═════ MATERIAL TO PROCESS ═════

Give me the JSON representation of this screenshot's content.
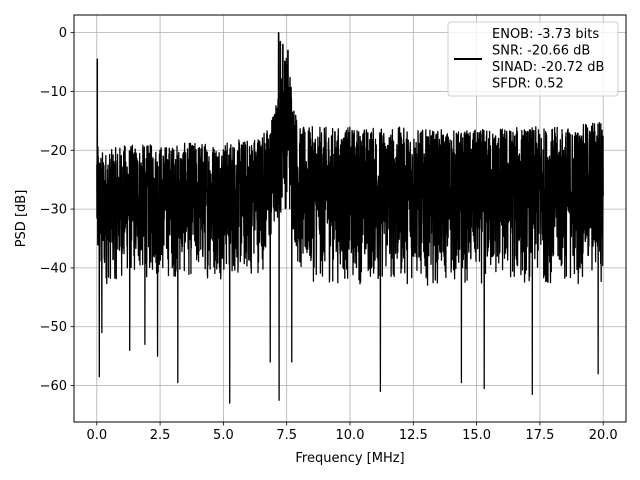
{
  "chart_data": {
    "type": "line",
    "xlabel": "Frequency [MHz]",
    "ylabel": "PSD [dB]",
    "xlim": [
      -0.9,
      20.9
    ],
    "ylim": [
      -66.2,
      3.0
    ],
    "xticks": [
      0.0,
      2.5,
      5.0,
      7.5,
      10.0,
      12.5,
      15.0,
      17.5,
      20.0
    ],
    "xtick_labels": [
      "0.0",
      "2.5",
      "5.0",
      "7.5",
      "10.0",
      "12.5",
      "15.0",
      "17.5",
      "20.0"
    ],
    "yticks": [
      0,
      -10,
      -20,
      -30,
      -40,
      -50,
      -60
    ],
    "ytick_labels": [
      "0",
      "−10",
      "−20",
      "−30",
      "−40",
      "−50",
      "−60"
    ],
    "grid": true,
    "legend_placement": "upper right",
    "legend_lines": [
      "ENOB: -3.73 bits",
      "SNR: -20.66 dB",
      "SINAD: -20.72 dB",
      "SFDR: 0.52"
    ],
    "series": [
      {
        "color": "#000000",
        "x_range": [
          0.0,
          20.0
        ],
        "noise_envelope": {
          "x": [
            0.0,
            0.1,
            0.5,
            1.0,
            2.0,
            3.0,
            4.0,
            5.0,
            6.0,
            6.8,
            7.2,
            7.4,
            7.6,
            7.8,
            8.0,
            9.0,
            10.0,
            11.0,
            12.0,
            13.0,
            14.0,
            15.0,
            16.0,
            17.0,
            18.0,
            19.0,
            20.0
          ],
          "upper": [
            -15,
            -20,
            -20,
            -19,
            -19,
            -19,
            -18.5,
            -18.5,
            -18,
            -16,
            -10,
            -3,
            -5,
            -12,
            -16,
            -16,
            -16,
            -16,
            -16,
            -16.5,
            -16.5,
            -16.5,
            -16,
            -16,
            -16,
            -16,
            -14
          ],
          "lower": [
            -44,
            -44,
            -43,
            -42,
            -42,
            -42,
            -42,
            -42,
            -42,
            -40,
            -32,
            -30,
            -32,
            -36,
            -42,
            -43,
            -43,
            -43,
            -43,
            -43,
            -43,
            -43,
            -43,
            -43,
            -43,
            -43,
            -43
          ]
        },
        "peaks": [
          {
            "x": 0.02,
            "y": -4.5
          },
          {
            "x": 7.18,
            "y": 0.0
          },
          {
            "x": 7.25,
            "y": -1.5
          },
          {
            "x": 7.35,
            "y": -2.0
          },
          {
            "x": 7.45,
            "y": -5.0
          },
          {
            "x": 7.55,
            "y": -3.0
          }
        ],
        "dips": [
          {
            "x": 0.1,
            "y": -58.5
          },
          {
            "x": 0.2,
            "y": -51
          },
          {
            "x": 1.3,
            "y": -54
          },
          {
            "x": 1.9,
            "y": -53
          },
          {
            "x": 2.4,
            "y": -55
          },
          {
            "x": 3.2,
            "y": -59.5
          },
          {
            "x": 5.25,
            "y": -63
          },
          {
            "x": 6.85,
            "y": -56
          },
          {
            "x": 7.2,
            "y": -62.5
          },
          {
            "x": 7.7,
            "y": -56
          },
          {
            "x": 11.2,
            "y": -61
          },
          {
            "x": 14.4,
            "y": -59.5
          },
          {
            "x": 15.3,
            "y": -60.5
          },
          {
            "x": 17.2,
            "y": -61.5
          },
          {
            "x": 19.8,
            "y": -58
          }
        ]
      }
    ]
  }
}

═════

**STATED GOAL:** Scan the listing above. Gather each line that contains the word "upper".

**SOLUTION TO THE PROBLEM:**
    "legend_placement": "upper right",
          "upper": [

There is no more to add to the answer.